Assignment →
Repeat every record exactly.

Dataset records of page text:
[Start of Attachment]
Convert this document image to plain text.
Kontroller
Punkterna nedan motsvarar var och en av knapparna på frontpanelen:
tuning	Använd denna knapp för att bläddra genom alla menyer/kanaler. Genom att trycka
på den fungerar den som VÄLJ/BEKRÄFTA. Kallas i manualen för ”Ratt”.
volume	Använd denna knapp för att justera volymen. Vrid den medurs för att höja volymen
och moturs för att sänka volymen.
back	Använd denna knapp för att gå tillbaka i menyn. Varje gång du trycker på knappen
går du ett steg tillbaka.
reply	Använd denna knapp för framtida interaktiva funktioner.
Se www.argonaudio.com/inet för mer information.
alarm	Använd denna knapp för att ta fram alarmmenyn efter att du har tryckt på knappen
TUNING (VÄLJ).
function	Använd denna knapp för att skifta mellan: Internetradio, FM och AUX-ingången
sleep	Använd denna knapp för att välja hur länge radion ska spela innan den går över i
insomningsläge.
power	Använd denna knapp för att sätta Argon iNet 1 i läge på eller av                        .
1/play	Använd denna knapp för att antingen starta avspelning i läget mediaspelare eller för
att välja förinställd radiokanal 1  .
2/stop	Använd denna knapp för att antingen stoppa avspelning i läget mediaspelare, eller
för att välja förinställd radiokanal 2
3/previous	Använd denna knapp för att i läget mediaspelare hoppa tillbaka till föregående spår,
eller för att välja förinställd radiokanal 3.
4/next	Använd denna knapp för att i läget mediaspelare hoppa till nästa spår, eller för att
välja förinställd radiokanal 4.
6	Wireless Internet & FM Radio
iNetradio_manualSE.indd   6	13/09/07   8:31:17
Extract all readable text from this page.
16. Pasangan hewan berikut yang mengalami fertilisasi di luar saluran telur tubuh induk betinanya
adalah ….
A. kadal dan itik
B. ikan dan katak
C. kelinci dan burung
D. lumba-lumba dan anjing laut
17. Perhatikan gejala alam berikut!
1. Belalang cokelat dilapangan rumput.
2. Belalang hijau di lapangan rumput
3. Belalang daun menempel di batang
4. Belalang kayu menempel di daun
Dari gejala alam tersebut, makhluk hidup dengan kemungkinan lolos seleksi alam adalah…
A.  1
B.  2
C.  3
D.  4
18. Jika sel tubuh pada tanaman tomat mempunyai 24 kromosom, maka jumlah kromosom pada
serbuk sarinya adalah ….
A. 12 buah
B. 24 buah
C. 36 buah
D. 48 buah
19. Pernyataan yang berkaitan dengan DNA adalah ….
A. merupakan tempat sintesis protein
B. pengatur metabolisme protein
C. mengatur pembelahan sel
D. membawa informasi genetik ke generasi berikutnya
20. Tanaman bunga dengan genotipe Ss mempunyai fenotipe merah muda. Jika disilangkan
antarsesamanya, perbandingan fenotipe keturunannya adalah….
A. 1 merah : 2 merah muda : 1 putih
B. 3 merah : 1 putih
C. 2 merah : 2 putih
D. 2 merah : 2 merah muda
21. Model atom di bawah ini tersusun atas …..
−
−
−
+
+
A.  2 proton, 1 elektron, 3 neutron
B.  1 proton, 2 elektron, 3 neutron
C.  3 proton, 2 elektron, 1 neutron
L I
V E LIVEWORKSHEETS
[End of Attachment]
Solution to this exercise →
Convert this document image to plain text.
Kontroller
Punkterna nedan motsvarar var och en av knapparna på frontpanelen:
tuning	Använd denna knapp för att bläddra genom alla menyer/kanaler. Genom att trycka
på den fungerar den som VÄLJ/BEKRÄFTA. Kallas i manualen för ”Ratt”.
volume	Använd denna knapp för att justera volymen. Vrid den medurs för att höja volymen
och moturs för att sänka volymen.
back	Använd denna knapp för att gå tillbaka i menyn. Varje gång du trycker på knappen
går du ett steg tillbaka.
reply	Använd denna knapp för framtida interaktiva funktioner.
Se www.argonaudio.com/inet för mer information.
alarm	Använd denna knapp för att ta fram alarmmenyn efter att du har tryckt på knappen
TUNING (VÄLJ).
function	Använd denna knapp för att skifta mellan: Internetradio, FM och AUX-ingången
sleep	Använd denna knapp för att välja hur länge radion ska spela innan den går över i
insomningsläge.
power	Använd denna knapp för att sätta Argon iNet 1 i läge på eller av                        .
1/play	Använd denna knapp för att antingen starta avspelning i läget mediaspelare eller för
att välja förinställd radiokanal 1  .
2/stop	Använd denna knapp för att antingen stoppa avspelning i läget mediaspelare, eller
för att välja förinställd radiokanal 2
3/previous	Använd denna knapp för att i läget mediaspelare hoppa tillbaka till föregående spår,
eller för att välja förinställd radiokanal 3.
4/next	Använd denna knapp för att i läget mediaspelare hoppa till nästa spår, eller för att
välja förinställd radiokanal 4.
6	Wireless Internet & FM Radio
iNetradio_manualSE.indd   6	13/09/07   8:31:17
Extract all readable text from this page.
16. Pasangan hewan berikut yang mengalami fertilisasi di luar saluran telur tubuh induk betinanya
adalah ….
A. kadal dan itik
B. ikan dan katak
C. kelinci dan burung
D. lumba-lumba dan anjing laut
17. Perhatikan gejala alam berikut!
1. Belalang cokelat dilapangan rumput.
2. Belalang hijau di lapangan rumput
3. Belalang daun menempel di batang
4. Belalang kayu menempel di daun
Dari gejala alam tersebut, makhluk hidup dengan kemungkinan lolos seleksi alam adalah…
A.  1
B.  2
C.  3
D.  4
18. Jika sel tubuh pada tanaman tomat mempunyai 24 kromosom, maka jumlah kromosom pada
serbuk sarinya adalah ….
A. 12 buah
B. 24 buah
C. 36 buah
D. 48 buah
19. Pernyataan yang berkaitan dengan DNA adalah ….
A. merupakan tempat sintesis protein
B. pengatur metabolisme protein
C. mengatur pembelahan sel
D. membawa informasi genetik ke generasi berikutnya
20. Tanaman bunga dengan genotipe Ss mempunyai fenotipe merah muda. Jika disilangkan
antarsesamanya, perbandingan fenotipe keturunannya adalah….
A. 1 merah : 2 merah muda : 1 putih
B. 3 merah : 1 putih
C. 2 merah : 2 putih
D. 2 merah : 2 merah muda
21. Model atom di bawah ini tersusun atas …..
−
−
−
+
+
A.  2 proton, 1 elektron, 3 neutron
B.  1 proton, 2 elektron, 3 neutron
C.  3 proton, 2 elektron, 1 neutron
L I
V E LIVEWORKSHEETS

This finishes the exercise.